EXTRACTED TEXT >>
[start]

Monday, October 15, 2007

Review of I Am A Strange Loop, by Douglas Hofstadter

I Am A Strange Loop, by Douglas Hofstadter

Read this review to see why reading I Am A Strange Loop will change the way you read this review (to see why reading I Am A Strange Loop will change the way to read this review (to see...))

The CPU of my laptop is humming away as I type these words (well, the fan is humming, so I guess the CPU is busy too). It knows nothing of the download that I am making from the organic processor in my skull, but then again how could it? It's just a computer it only understands integer arithmetic, and cannot even begin to comprehend the stream of English that I am typing, undoing, retyping, as I try to find the best combination of words to allow you, the reader, to extract the same meaning from this text as I am trying to inject into it.

It has no idea, because it has no strange loop.

The computer is a universal machine - with the right instructions it can be made to represent any problem or perform any job. The power and depth of simple integers is enough to support a rich symbolic system where words, fonts, undos, files, hierarchies, images, conversations, rules, commerce, relationships, humans can all be modelled to some degree of useful granularity. As I type, I'm not thinking about the encoding of each character into binary representation, or the i/o system that supports the notion of directories and files under which those binary values will be stored. I don't think twice about the electromagnetic physics that lies behind that storage mechanism, or the the conversion of these stored integers into electrical or optical pulses to be sent along copper and fibre optic cables between my laptop and wherever the corporate abstraction called Google decides to keep it (I'm using Google Documents). In fact as I try to descend into these details, in order to write the last few lines, I find it difficult. It feels unnatural for humans to leave our world of the virtual, and think about its physical nature! We must be unnatural creatures.

Some people (most perhaps?) believe that we are in fact supernatural creatures. In a sense I can believe it. The prefix super- has the following dictionary definitions:

  1. something larger, stronger, or faster than others of its kind.

[end]

EXERCISE A >>
In the book review, which online tool does the writer say is being used to write it?
EXERCISE B >>
Extend the review of I Am A Strange Loop beyond its last line.

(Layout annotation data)
[start]

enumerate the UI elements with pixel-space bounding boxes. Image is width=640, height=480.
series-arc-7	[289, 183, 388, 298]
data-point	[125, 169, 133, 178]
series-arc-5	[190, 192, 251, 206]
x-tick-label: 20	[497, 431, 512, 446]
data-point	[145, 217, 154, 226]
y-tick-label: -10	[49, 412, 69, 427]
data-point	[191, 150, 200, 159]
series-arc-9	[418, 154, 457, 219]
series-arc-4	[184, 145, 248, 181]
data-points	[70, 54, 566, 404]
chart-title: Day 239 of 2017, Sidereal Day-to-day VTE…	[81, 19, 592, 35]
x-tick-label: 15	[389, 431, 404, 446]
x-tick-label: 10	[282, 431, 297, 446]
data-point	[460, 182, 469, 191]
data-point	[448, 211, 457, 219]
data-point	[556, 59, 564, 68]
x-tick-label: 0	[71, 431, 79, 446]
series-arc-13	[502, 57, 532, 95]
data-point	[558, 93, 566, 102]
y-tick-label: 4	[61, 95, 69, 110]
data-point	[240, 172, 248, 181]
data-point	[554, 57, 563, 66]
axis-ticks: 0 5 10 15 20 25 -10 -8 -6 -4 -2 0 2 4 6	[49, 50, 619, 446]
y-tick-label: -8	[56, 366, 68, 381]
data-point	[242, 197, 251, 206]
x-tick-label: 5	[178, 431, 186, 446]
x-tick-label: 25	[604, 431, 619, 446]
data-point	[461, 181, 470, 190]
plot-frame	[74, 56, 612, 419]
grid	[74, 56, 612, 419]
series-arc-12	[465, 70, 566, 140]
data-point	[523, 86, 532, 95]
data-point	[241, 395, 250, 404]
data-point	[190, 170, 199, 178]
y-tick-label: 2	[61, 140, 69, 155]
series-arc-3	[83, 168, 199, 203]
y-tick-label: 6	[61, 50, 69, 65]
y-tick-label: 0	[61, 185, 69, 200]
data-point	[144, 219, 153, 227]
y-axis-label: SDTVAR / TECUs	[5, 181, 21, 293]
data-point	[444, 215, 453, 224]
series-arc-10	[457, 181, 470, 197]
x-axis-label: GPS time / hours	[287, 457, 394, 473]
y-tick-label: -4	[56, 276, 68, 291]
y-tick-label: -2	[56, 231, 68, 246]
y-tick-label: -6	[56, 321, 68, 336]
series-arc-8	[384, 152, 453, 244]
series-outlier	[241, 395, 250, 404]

[end]

EXERCISE RESULT A >>
Google Documents.

EXERCISE RESULT B >>
  2. over, above, on
  3. exceeding the usual limits
  4. a more inclusive group or category
  5. in addition to, over and above
  6. greater in size, quality, number, or degree, superior

We humans have a soul that is larger than those of other sentient species on planet earth, which sits on, and usually reigns over the natural infrastructure that supports it. We exceed, in good and bad, the limits that confine our fellow species, and include in our virtual realm of ideas everything that we can directly perceive around us, and sometimes distant particles and concepts that arrive to us only very indirectly. In addition to the duties of basic survival and reproduction, we strive to create, to work, to understand, even to love. When we suceed in this, - even when we fail and collapse into destruction, apathy, ignorance or hate - we do so on a level that is superior to any other organism on earth.

But our virtual super-nature sits on a natural physical substrate as surely as the abstraction of this file sits on one of Google's estimated 126,000 integer-arithmetic CPUs and 5000Tb of memory*. And while a degree in computer science allows me a glimpse and a glimmer of how a machine that only knows arithmetic can serve me in writing and publish an article like this, there are just too many abstractions between my self and the brain that underpins it, for me to comprehend how this self can have these thoughts in the first place. I am trapped at this level of abstraction.

Every now and then, however, someone comes along with the imagination to think about thinking, and the communication skills to rattle the bars of this abstraction cage, and offer a slightly longer glimpse at the architecture of the soul. Douglas Hofstadter is such a soul, and I Am A Strange Loop is a book which, even if it doesn't change your life, will at least offer you an insight into why, sometimes, books can change your life.

We now return you to the normal programming schedule.

* Just to be clear: I don't believe for a moment that my brain is architected like a Turing or Von Neumann machine. I don't think that some morning Google will give birth to Skynet. I don't believe that I'm 'just' a computer.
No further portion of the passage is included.